Carry none of the pictures over; write out the complete data exactly.

[start Supplied data]

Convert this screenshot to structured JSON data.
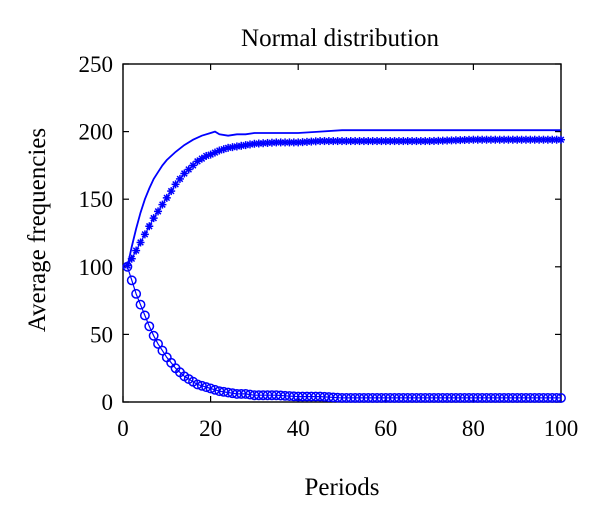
{
  "chart_data": {
    "type": "line",
    "title": "Normal distribution",
    "xlabel": "Periods",
    "ylabel": "Average frequencies",
    "xlim": [
      0,
      100
    ],
    "ylim": [
      0,
      250
    ],
    "xticks": [
      0,
      20,
      40,
      60,
      80,
      100
    ],
    "yticks": [
      0,
      50,
      100,
      150,
      200,
      250
    ],
    "grid": false,
    "color": "#0000ff",
    "series": [
      {
        "marker": "none",
        "x": [
          1,
          2,
          3,
          4,
          5,
          6,
          7,
          8,
          9,
          10,
          12,
          14,
          16,
          18,
          20,
          21,
          22,
          24,
          26,
          28,
          30,
          35,
          40,
          45,
          50,
          55,
          60,
          70,
          80,
          90,
          100
        ],
        "y": [
          100,
          115,
          128,
          140,
          150,
          158,
          165,
          170,
          175,
          179,
          185,
          190,
          194,
          197,
          199,
          200,
          198,
          197,
          198,
          198,
          199,
          199,
          199,
          200,
          201,
          201,
          201,
          201,
          201,
          201,
          201
        ]
      },
      {
        "marker": "asterisk",
        "x": [
          1,
          2,
          3,
          4,
          5,
          6,
          7,
          8,
          9,
          10,
          11,
          12,
          13,
          14,
          15,
          16,
          17,
          18,
          19,
          20,
          22,
          24,
          26,
          28,
          30,
          35,
          40,
          45,
          50,
          60,
          70,
          80,
          90,
          100
        ],
        "y": [
          101,
          106,
          112,
          118,
          124,
          130,
          136,
          141,
          146,
          151,
          156,
          161,
          165,
          169,
          172,
          175,
          178,
          180,
          182,
          183,
          186,
          188,
          189,
          190,
          191,
          192,
          192,
          193,
          193,
          193,
          193,
          194,
          194,
          194
        ]
      },
      {
        "marker": "circle",
        "x": [
          1,
          2,
          3,
          4,
          5,
          6,
          7,
          8,
          9,
          10,
          11,
          12,
          13,
          14,
          15,
          16,
          17,
          18,
          19,
          20,
          22,
          24,
          26,
          28,
          30,
          35,
          40,
          45,
          50,
          60,
          70,
          80,
          90,
          100
        ],
        "y": [
          100,
          90,
          80,
          72,
          64,
          56,
          49,
          43,
          38,
          33,
          29,
          25,
          22,
          19,
          17,
          15,
          13,
          12,
          11,
          10,
          8,
          7,
          6,
          6,
          5,
          5,
          4,
          4,
          3,
          3,
          3,
          3,
          3,
          3
        ]
      }
    ]
  }
}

[end Supplied data]

## Reply to the exercise
Convert this screenshot to structured JSON data.
{
  "chart_data": {
    "type": "line",
    "title": "Normal distribution",
    "xlabel": "Periods",
    "ylabel": "Average frequencies",
    "xlim": [
      0,
      100
    ],
    "ylim": [
      0,
      250
    ],
    "xticks": [
      0,
      20,
      40,
      60,
      80,
      100
    ],
    "yticks": [
      0,
      50,
      100,
      150,
      200,
      250
    ],
    "grid": false,
    "color": "#0000ff",
    "series": [
      {
        "marker": "none",
        "x": [
          1,
          2,
          3,
          4,
          5,
          6,
          7,
          8,
          9,
          10,
          12,
          14,
          16,
          18,
          20,
          21,
          22,
          24,
          26,
          28,
          30,
          35,
          40,
          45,
          50,
          55,
          60,
          70,
          80,
          90,
          100
        ],
        "y": [
          100,
          115,
          128,
          140,
          150,
          158,
          165,
          170,
          175,
          179,
          185,
          190,
          194,
          197,
          199,
          200,
          198,
          197,
          198,
          198,
          199,
          199,
          199,
          200,
          201,
          201,
          201,
          201,
          201,
          201,
          201
        ]
      },
      {
        "marker": "asterisk",
        "x": [
          1,
          2,
          3,
          4,
          5,
          6,
          7,
          8,
          9,
          10,
          11,
          12,
          13,
          14,
          15,
          16,
          17,
          18,
          19,
          20,
          22,
          24,
          26,
          28,
          30,
          35,
          40,
          45,
          50,
          60,
          70,
          80,
          90,
          100
        ],
        "y": [
          101,
          106,
          112,
          118,
          124,
          130,
          136,
          141,
          146,
          151,
          156,
          161,
          165,
          169,
          172,
          175,
          178,
          180,
          182,
          183,
          186,
          188,
          189,
          190,
          191,
          192,
          192,
          193,
          193,
          193,
          193,
          194,
          194,
          194
        ]
      },
      {
        "marker": "circle",
        "x": [
          1,
          2,
          3,
          4,
          5,
          6,
          7,
          8,
          9,
          10,
          11,
          12,
          13,
          14,
          15,
          16,
          17,
          18,
          19,
          20,
          22,
          24,
          26,
          28,
          30,
          35,
          40,
          45,
          50,
          60,
          70,
          80,
          90,
          100
        ],
        "y": [
          100,
          90,
          80,
          72,
          64,
          56,
          49,
          43,
          38,
          33,
          29,
          25,
          22,
          19,
          17,
          15,
          13,
          12,
          11,
          10,
          8,
          7,
          6,
          6,
          5,
          5,
          4,
          4,
          3,
          3,
          3,
          3,
          3,
          3
        ]
      }
    ]
  }
}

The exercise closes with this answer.